**AUFGABE A:** Fassen Sie den Forumsthread zum Erstellen eines Icons in zwei Sätzen zusammen.

........

# Icon für programm/anwendung ?



## prediAndre (13. September 2004)

hi,
Ich bin nun wie jeden Tag auf Arbeit und soll heute, nen Icon für eine selbstprogrammierte Anwendung entwickeln...welches 16 bit / 256 Farben und schwarz / weiß beinhaltet ...also so hats mir mein chef gesagt, geht das überhaupt ?  !

Ich hab aber keine Ahnung, wie ich das machen soll und mir welchem programm?!

Kann mir einer von Euch weiterhelfen 


Danke schonmal,

andré


----------



## thoru (13. September 2004)

Wir wäre es denn mit Microangelo 


cu
thoru


----------



## Catscrash (14. September 2004)

oder AWIcons, habe aber gerade keinen link...


----------



## Night Vision Worker (16. September 2004)

Oder:

In Photoshop als BMP abspeichern.

Mit Irfanview öffnen.

S drücken.

als ICO - Windows Icon speichern.

FERTIG!


----------



## Markus Kolletzky (17. September 2004)

> _Original geschrieben von Night Vision Worker _
> *als ICO - Windows Icon speichern.*


Oder bei Vorhandensein von Photoshop einfach folgendes PlugIn runterladen...

http://www.telegraphics.com.au/sw/

Gruss Markus


----------

........

**AUFGABE B:** Schreiben Sie in den Datensätzen den Abschnitt von der Zeile mit „y-tick-label: 650 (33, 143, 56, 157)“ bis einschließlich der Zeile mit „data-point (656, 423, 671, 438)“ genau ab.

........

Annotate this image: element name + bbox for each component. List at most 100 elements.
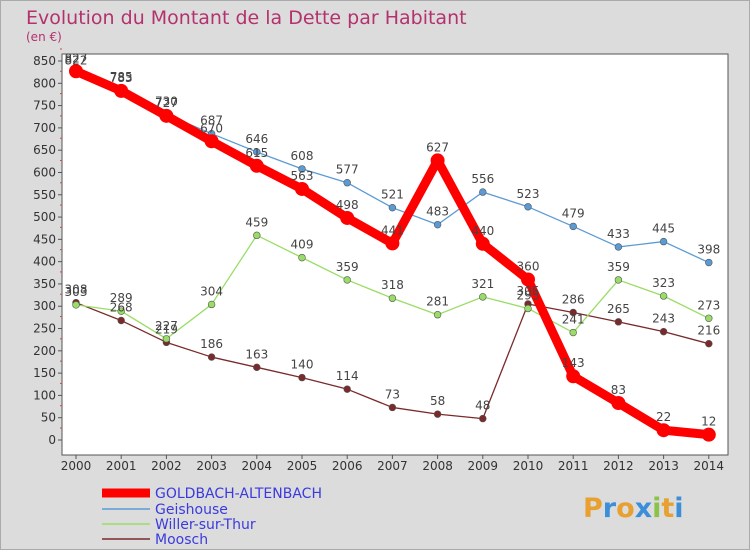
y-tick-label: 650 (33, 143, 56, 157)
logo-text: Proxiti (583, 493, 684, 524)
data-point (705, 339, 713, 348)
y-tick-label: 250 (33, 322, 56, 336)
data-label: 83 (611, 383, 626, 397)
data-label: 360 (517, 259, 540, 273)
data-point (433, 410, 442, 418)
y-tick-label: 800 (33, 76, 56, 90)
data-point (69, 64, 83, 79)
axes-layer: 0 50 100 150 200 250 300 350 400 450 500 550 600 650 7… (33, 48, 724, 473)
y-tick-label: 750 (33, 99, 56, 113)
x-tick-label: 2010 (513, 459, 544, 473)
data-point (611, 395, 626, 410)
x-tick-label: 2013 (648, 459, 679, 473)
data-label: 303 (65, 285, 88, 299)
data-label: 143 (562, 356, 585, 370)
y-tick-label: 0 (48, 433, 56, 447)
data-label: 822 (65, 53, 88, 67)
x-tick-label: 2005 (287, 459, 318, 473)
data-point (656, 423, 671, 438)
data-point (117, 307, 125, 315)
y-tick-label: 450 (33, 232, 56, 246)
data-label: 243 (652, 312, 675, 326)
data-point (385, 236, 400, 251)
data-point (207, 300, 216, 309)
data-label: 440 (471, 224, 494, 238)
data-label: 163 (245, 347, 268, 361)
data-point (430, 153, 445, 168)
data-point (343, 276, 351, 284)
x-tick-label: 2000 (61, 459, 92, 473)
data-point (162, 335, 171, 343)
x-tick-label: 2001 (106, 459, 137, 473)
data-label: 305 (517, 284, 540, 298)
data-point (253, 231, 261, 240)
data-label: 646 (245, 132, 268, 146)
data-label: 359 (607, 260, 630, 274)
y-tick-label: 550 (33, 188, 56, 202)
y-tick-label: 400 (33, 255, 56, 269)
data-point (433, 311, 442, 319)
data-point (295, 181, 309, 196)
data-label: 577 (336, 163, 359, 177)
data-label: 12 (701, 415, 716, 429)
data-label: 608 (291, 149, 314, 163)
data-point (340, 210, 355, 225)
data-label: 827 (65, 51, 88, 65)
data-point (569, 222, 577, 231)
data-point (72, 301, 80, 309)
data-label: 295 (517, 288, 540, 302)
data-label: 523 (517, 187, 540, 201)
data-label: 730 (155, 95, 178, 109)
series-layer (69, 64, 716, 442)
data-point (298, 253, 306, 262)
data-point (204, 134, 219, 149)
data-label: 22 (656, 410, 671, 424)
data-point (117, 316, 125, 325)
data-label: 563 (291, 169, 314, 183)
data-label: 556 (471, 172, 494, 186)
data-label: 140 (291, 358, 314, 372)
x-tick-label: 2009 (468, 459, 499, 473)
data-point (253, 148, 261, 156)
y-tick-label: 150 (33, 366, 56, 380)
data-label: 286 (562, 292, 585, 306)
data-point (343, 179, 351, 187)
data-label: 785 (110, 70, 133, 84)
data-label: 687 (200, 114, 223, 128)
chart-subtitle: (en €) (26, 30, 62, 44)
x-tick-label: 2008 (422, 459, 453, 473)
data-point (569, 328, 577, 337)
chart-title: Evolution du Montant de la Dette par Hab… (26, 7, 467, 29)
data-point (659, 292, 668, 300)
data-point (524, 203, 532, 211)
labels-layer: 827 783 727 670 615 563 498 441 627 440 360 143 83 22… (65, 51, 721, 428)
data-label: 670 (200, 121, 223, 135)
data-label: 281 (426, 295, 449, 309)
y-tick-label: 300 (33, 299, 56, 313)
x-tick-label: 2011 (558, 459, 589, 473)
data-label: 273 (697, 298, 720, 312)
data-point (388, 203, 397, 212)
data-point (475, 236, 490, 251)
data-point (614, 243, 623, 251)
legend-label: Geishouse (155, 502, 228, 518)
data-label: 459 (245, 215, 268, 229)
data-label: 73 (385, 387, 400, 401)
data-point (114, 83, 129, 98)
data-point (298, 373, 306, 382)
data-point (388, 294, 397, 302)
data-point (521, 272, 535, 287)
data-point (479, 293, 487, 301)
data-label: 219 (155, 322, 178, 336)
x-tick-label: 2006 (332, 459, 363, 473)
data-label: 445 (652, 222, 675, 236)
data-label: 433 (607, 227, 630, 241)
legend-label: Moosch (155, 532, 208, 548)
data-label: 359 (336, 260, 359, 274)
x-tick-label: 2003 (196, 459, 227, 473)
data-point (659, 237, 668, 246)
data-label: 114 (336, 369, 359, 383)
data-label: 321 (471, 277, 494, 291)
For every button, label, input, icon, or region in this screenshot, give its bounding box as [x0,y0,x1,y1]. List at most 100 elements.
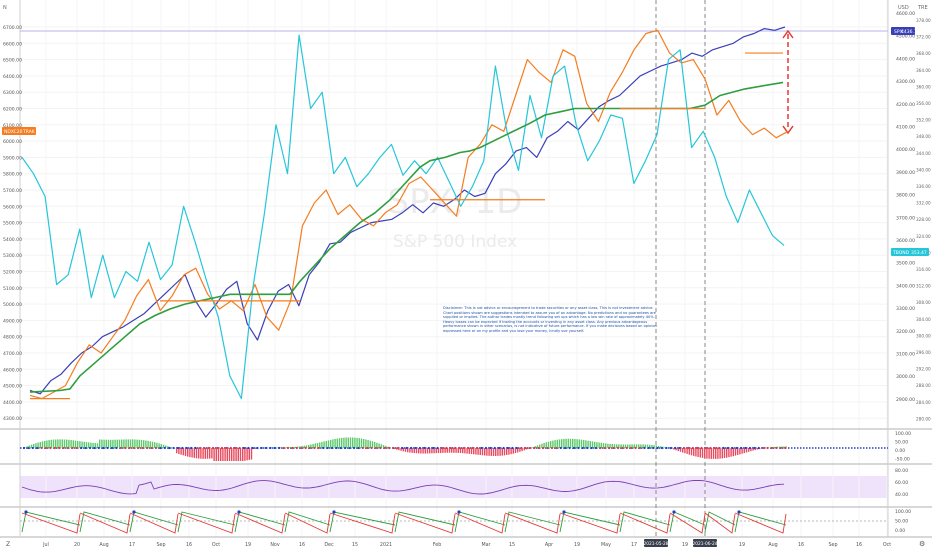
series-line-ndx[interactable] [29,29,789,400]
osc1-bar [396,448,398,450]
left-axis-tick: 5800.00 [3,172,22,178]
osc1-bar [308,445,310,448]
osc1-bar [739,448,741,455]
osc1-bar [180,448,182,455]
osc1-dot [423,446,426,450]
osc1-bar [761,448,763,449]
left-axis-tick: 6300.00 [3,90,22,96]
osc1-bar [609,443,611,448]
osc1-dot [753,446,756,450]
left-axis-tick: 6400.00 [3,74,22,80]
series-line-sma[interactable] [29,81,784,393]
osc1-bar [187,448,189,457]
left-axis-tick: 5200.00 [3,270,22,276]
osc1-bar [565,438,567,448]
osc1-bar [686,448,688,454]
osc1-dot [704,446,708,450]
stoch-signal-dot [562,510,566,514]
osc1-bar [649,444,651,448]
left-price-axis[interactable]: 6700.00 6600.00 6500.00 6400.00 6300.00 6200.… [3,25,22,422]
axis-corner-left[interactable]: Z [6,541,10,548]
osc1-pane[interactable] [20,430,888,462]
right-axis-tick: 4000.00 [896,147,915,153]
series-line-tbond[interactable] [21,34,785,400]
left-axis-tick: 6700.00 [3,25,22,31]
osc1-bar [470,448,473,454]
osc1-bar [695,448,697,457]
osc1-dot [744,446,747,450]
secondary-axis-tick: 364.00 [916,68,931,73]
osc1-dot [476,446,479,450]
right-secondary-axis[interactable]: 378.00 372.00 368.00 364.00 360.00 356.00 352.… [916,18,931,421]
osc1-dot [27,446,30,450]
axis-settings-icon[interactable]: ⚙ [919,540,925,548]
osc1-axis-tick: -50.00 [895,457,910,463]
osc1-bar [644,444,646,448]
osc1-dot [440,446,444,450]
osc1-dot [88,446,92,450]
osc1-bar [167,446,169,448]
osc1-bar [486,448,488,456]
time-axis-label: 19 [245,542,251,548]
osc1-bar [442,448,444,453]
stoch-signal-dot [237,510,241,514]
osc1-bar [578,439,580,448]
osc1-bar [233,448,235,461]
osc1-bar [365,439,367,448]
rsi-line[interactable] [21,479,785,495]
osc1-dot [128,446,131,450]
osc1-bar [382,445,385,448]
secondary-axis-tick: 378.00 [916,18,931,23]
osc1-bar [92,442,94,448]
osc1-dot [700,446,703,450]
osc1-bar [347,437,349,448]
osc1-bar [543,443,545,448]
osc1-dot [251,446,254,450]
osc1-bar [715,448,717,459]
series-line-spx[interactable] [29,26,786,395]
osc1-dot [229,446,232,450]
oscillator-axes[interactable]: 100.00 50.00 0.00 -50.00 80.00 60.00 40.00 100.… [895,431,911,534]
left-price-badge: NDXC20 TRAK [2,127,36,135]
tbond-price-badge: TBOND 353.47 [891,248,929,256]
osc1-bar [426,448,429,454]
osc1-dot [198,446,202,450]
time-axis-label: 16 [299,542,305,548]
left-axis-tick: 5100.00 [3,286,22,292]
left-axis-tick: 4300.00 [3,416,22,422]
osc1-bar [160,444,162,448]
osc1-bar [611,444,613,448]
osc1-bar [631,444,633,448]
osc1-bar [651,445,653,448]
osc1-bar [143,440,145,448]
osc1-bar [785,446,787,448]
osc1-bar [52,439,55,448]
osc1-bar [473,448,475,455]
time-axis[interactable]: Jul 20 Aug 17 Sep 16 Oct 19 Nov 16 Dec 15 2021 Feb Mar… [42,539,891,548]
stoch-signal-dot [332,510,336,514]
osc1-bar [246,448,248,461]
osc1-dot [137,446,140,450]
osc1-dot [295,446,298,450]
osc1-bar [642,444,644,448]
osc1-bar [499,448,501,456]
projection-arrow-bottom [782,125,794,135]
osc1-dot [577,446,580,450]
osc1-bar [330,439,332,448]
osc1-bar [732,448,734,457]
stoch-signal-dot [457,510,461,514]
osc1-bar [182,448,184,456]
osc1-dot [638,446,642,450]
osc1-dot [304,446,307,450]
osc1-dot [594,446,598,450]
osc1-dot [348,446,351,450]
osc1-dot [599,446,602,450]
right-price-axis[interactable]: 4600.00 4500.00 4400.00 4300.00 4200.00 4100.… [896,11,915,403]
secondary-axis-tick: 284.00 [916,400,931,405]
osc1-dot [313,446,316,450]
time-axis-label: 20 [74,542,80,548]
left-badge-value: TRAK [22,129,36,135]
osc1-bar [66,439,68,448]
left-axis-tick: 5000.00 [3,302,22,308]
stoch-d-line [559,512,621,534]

........

**VOLLSTÄNDIGE LÖSUNG A:** Gefragt wird, wie und mit welchem Programm sich für eine selbst programmierte Anwendung ein Icon mit 16 Bit, 256 Farben und Schwarz-Weiß erstellen lässt. Die Antworten nennen Microangelo und AWIcons, das Speichern als BMP in Photoshop mit anschließendem Speichern als ICO in Irfanview sowie ein herunterladbares Plugin für Photoshop.

**VOLLSTÄNDIGE LÖSUNG B:**
y-tick-label: 650 (33, 143, 56, 157)
logo-text: Proxiti (583, 493, 684, 524)
data-point (705, 339, 713, 348)
y-tick-label: 250 (33, 322, 56, 336)
data-label: 83 (611, 383, 626, 397)
data-label: 360 (517, 259, 540, 273)
data-point (433, 410, 442, 418)
y-tick-label: 800 (33, 76, 56, 90)
data-point (69, 64, 83, 79)
axes-layer: 0 50 100 150 200 250 300 350 400 450 500 550 600 650 7… (33, 48, 724, 473)
y-tick-label: 750 (33, 99, 56, 113)
x-tick-label: 2010 (513, 459, 544, 473)
data-point (611, 395, 626, 410)
x-tick-label: 2013 (648, 459, 679, 473)
data-label: 303 (65, 285, 88, 299)
data-label: 143 (562, 356, 585, 370)
y-tick-label: 0 (48, 433, 56, 447)
data-label: 822 (65, 53, 88, 67)
x-tick-label: 2005 (287, 459, 318, 473)
data-point (656, 423, 671, 438)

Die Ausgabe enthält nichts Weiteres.